── Available records ──
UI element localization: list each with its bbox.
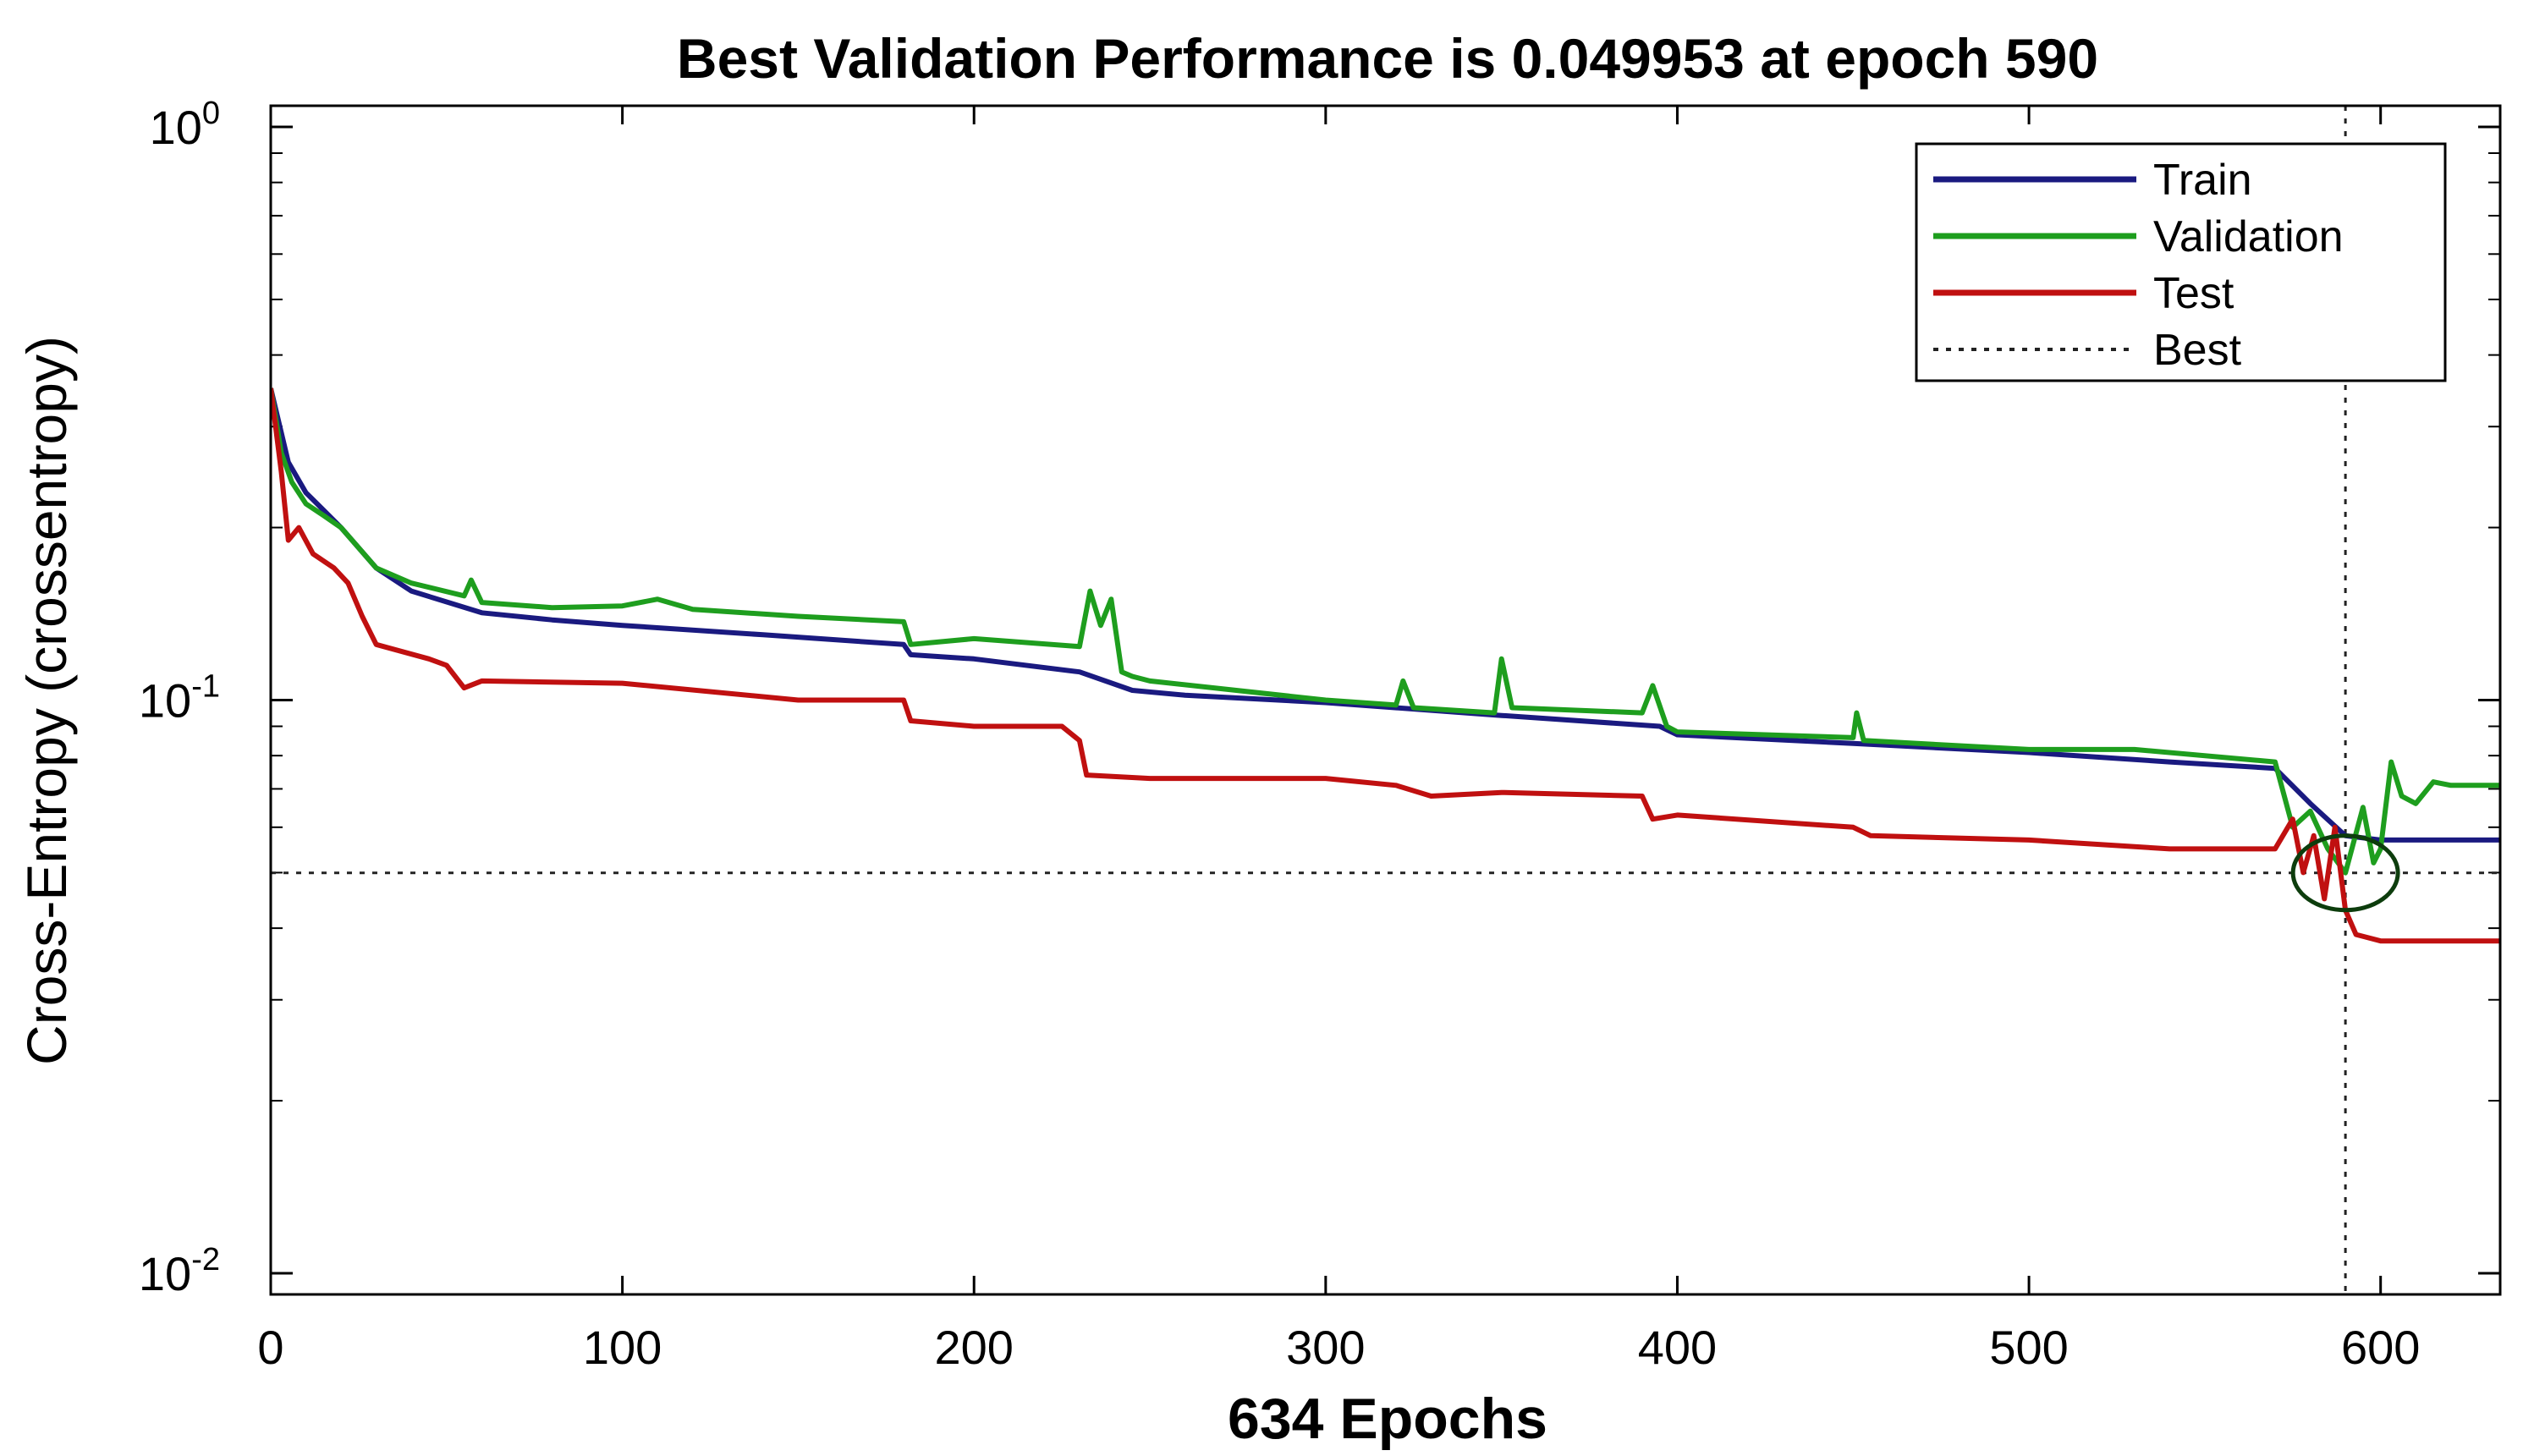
best-point-circle: [2290, 833, 2400, 913]
x-tick-label: 500: [1989, 1321, 2068, 1374]
x-tick-label: 200: [935, 1321, 1014, 1374]
axis-ticks: [269, 106, 2500, 1294]
y-tick-label: 10-1: [139, 669, 220, 728]
x-tick-labels: 0 100 200 300 400 500 600: [257, 1321, 2420, 1374]
plot-frame: [269, 104, 2502, 1296]
y-tick-labels: 100 10-1 10-2: [139, 96, 220, 1300]
y-tick-label: 10-2: [139, 1242, 220, 1300]
chart-title: Best Validation Performance is 0.049953 …: [677, 27, 2098, 90]
legend-train-label: Train: [2153, 156, 2252, 205]
x-tick-label: 0: [257, 1321, 283, 1374]
legend-box: [1915, 142, 2447, 382]
x-axis-label: 634 Epochs: [1228, 1387, 1547, 1451]
legend-best-label: Best: [2153, 326, 2242, 375]
x-tick-label: 100: [583, 1321, 662, 1374]
train-series-line: [271, 387, 2500, 843]
x-tick-label: 400: [1638, 1321, 1717, 1374]
legend-test-label: Test: [2153, 269, 2234, 318]
legend: Train Validation Test Best: [1915, 142, 2447, 382]
y-tick-label: 100: [150, 96, 220, 154]
x-tick-label: 300: [1286, 1321, 1365, 1374]
y-axis-label: Cross-Entropy (crossentropy): [15, 336, 78, 1065]
legend-validation-label: Validation: [2153, 212, 2344, 261]
test-series-line: [271, 387, 2500, 944]
x-tick-label: 600: [2341, 1321, 2420, 1374]
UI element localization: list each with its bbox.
───
- **Set problem**: Render the data above as a JSON list of strings, with one string for each line, omitting blank lines and leaving the picture out.

- **Answer below**:
[
  "UI element localization: list each with its bbox.",
  "best-point-circle: [2290, 833, 2400, 913]",
  "x-tick-label: 500: [1989, 1321, 2068, 1374]",
  "x-tick-label: 200: [935, 1321, 1014, 1374]",
  "axis-ticks: [269, 106, 2500, 1294]",
  "y-tick-label: 10-1: [139, 669, 220, 728]",
  "x-tick-labels: 0 100 200 300 400 500 600: [257, 1321, 2420, 1374]",
  "plot-frame: [269, 104, 2502, 1296]",
  "y-tick-labels: 100 10-1 10-2: [139, 96, 220, 1300]",
  "y-tick-label: 10-2: [139, 1242, 220, 1300]",
  "chart-title: Best Validation Performance is 0.049953 …: [677, 27, 2098, 90]",
  "legend-train-label: Train: [2153, 156, 2252, 205]",
  "x-tick-label: 0: [257, 1321, 283, 1374]",
  "legend-box: [1915, 142, 2447, 382]",
  "x-axis-label: 634 Epochs: [1228, 1387, 1547, 1451]",
  "legend-best-label: Best: [2153, 326, 2242, 375]",
  "x-tick-label: 100: [583, 1321, 662, 1374]",
  "train-series-line: [271, 387, 2500, 843]",
  "x-tick-label: 400: [1638, 1321, 1717, 1374]",
  "legend-test-label: Test: [2153, 269, 2234, 318]",
  "legend: Train Validation Test Best: [1915, 142, 2447, 382]",
  "y-tick-label: 100: [150, 96, 220, 154]",
  "x-tick-label: 300: [1286, 1321, 1365, 1374]",
  "y-axis-label: Cross-Entropy (crossentropy): [15, 336, 78, 1065]",
  "legend-validation-label: Validation: [2153, 212, 2344, 261]",
  "test-series-line: [271, 387, 2500, 944]",
  "x-tick-label: 600: [2341, 1321, 2420, 1374]",
  "UI element localization: list each with its bbox."
]